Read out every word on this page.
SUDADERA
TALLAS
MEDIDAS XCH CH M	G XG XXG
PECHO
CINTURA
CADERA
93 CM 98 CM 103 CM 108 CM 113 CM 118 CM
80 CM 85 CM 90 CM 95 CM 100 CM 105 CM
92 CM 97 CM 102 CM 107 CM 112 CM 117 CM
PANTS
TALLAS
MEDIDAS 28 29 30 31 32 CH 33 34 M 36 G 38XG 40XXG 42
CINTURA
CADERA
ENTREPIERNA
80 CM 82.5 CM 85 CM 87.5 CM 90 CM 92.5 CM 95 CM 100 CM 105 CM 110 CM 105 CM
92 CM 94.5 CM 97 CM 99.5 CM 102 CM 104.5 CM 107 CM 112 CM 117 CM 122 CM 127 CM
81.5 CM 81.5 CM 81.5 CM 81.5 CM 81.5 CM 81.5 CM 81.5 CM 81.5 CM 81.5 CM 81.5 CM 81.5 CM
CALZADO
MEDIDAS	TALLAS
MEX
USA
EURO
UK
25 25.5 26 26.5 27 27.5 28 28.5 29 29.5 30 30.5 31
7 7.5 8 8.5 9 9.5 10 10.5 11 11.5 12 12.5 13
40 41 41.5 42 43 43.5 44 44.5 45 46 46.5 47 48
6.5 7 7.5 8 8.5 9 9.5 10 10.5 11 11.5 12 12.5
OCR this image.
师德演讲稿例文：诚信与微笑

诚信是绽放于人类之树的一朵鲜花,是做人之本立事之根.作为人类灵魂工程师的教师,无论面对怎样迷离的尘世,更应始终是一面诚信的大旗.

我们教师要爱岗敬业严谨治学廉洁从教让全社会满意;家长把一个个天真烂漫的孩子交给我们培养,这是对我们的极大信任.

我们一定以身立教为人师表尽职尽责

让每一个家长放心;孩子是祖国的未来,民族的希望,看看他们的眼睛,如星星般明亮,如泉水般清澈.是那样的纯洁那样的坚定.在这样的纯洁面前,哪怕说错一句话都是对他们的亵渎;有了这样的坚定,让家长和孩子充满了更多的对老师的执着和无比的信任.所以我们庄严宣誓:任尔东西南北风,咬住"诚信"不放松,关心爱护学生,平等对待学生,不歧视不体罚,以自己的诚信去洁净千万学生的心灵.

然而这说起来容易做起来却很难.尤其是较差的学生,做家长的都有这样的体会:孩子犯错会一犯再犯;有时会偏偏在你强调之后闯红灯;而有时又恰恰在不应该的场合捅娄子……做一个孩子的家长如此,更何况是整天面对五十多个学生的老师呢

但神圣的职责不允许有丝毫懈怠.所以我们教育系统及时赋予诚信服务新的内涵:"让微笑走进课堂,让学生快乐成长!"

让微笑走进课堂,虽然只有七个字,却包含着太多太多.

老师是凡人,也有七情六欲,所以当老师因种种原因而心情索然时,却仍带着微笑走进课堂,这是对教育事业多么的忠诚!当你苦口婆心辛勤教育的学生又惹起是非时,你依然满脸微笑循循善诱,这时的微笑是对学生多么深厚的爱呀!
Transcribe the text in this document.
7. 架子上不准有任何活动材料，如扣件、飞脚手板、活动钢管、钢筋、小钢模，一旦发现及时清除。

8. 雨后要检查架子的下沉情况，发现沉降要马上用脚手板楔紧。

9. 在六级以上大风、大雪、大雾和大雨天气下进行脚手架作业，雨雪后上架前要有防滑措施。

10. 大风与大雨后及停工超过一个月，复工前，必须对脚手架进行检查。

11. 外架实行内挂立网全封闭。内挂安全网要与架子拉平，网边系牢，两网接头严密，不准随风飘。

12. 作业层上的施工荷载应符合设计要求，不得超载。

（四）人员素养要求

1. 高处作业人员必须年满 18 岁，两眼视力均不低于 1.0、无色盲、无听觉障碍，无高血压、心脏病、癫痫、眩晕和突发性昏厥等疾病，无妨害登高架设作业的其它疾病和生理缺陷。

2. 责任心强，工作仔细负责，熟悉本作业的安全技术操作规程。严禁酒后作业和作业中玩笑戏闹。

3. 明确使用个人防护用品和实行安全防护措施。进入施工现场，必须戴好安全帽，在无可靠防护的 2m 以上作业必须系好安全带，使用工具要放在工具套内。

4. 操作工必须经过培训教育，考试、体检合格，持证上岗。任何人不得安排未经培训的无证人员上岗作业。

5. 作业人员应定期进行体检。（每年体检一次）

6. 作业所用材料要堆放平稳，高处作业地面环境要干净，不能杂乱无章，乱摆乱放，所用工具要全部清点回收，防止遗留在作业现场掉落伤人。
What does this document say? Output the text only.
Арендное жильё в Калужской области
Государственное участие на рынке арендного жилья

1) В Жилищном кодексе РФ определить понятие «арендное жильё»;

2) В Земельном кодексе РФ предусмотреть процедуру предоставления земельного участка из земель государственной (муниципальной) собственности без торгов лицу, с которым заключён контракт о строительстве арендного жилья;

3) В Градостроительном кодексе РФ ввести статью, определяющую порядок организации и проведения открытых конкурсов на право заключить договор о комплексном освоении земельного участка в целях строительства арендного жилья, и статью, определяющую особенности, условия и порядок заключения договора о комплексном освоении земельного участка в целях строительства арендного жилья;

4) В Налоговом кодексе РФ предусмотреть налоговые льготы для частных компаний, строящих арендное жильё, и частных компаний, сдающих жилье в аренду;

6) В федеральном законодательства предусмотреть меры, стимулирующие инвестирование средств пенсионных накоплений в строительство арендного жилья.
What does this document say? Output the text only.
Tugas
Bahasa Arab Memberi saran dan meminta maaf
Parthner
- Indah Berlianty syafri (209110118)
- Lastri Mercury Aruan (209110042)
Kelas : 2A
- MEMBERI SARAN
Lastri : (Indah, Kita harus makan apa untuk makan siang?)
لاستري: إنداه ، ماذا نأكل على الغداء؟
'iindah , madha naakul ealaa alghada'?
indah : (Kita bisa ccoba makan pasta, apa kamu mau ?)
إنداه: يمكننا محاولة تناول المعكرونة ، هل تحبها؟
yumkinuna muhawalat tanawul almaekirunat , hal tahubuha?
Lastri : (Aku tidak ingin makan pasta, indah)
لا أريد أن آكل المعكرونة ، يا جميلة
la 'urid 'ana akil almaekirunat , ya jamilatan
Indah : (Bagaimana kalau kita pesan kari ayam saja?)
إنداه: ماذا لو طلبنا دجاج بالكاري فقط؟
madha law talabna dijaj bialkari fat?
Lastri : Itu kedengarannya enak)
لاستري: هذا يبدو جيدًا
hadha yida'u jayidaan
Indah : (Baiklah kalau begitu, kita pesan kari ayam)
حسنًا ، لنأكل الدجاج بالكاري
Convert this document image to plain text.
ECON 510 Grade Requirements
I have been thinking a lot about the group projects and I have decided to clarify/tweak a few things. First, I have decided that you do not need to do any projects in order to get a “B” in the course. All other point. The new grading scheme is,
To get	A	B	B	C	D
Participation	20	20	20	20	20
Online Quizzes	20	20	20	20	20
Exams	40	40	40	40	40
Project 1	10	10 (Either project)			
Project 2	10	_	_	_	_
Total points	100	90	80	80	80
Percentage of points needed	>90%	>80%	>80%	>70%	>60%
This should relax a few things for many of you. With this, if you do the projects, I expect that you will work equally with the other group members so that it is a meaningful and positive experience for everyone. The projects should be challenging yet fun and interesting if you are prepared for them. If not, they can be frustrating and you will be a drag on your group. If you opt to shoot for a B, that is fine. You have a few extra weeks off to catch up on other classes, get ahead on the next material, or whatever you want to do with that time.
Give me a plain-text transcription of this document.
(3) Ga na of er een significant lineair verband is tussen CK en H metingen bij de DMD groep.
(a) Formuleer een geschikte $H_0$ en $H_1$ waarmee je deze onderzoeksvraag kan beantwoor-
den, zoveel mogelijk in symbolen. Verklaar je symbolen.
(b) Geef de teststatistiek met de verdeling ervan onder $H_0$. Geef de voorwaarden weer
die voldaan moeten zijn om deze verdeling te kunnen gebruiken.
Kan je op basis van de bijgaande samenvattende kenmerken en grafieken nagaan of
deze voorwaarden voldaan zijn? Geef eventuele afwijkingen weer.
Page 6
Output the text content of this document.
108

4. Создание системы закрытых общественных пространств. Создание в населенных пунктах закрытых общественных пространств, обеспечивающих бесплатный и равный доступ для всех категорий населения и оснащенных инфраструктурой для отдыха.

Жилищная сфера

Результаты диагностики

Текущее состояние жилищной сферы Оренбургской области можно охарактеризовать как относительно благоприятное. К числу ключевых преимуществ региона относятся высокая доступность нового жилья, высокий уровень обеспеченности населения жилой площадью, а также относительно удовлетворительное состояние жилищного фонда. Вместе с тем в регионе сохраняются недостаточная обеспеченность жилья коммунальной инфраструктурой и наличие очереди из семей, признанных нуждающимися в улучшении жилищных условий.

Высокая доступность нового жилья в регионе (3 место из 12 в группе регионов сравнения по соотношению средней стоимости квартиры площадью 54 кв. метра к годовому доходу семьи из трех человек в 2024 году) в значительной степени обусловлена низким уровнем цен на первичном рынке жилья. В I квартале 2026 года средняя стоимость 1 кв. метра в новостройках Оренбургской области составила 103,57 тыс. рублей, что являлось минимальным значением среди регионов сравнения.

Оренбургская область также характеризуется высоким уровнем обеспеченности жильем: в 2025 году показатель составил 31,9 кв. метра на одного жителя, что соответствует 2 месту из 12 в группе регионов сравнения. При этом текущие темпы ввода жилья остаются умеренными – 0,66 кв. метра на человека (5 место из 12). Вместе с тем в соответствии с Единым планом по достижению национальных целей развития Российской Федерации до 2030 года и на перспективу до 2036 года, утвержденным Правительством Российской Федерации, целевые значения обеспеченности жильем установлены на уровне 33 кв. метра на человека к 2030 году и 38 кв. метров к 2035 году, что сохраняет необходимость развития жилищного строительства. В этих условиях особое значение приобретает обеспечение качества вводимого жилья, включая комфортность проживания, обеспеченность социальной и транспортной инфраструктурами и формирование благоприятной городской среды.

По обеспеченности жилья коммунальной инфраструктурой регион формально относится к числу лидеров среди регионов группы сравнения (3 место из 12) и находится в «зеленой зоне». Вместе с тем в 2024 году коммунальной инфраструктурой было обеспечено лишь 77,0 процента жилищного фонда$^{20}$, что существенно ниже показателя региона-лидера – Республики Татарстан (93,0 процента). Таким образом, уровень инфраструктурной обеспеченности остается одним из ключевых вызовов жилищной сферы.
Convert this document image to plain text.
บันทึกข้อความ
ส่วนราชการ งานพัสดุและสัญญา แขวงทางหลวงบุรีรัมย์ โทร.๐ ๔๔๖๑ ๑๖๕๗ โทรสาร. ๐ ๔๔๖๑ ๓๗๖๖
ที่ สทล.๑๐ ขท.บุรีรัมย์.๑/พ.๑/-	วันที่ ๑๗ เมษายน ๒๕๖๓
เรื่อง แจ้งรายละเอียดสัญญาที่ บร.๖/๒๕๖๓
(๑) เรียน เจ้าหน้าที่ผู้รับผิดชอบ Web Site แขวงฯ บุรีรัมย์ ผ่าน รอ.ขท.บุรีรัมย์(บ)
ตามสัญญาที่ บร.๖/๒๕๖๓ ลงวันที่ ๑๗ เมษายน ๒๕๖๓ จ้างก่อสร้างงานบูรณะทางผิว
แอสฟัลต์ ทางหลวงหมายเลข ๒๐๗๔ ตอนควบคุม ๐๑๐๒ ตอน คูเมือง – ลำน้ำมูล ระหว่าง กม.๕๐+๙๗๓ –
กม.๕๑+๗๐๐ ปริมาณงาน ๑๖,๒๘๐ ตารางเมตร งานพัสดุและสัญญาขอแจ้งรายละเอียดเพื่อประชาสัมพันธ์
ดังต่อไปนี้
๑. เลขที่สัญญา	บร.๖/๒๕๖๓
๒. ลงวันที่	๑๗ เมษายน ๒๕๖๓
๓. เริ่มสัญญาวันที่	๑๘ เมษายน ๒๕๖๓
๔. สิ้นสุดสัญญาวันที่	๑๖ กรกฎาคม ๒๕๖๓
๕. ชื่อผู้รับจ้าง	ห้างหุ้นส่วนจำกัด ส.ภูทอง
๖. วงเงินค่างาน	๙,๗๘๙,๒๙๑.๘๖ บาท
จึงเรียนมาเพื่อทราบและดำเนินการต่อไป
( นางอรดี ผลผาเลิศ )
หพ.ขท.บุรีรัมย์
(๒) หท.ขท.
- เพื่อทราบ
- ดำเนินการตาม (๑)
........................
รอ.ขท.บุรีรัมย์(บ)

▶ _Task to carry out_:
Select all lines in the listing that include the word "ayam".

▶ _Exercise solution_:
Indah : (Bagaimana kalau kita pesan kari ayam saja?)
Indah : (Baiklah kalau begitu, kita pesan kari ayam)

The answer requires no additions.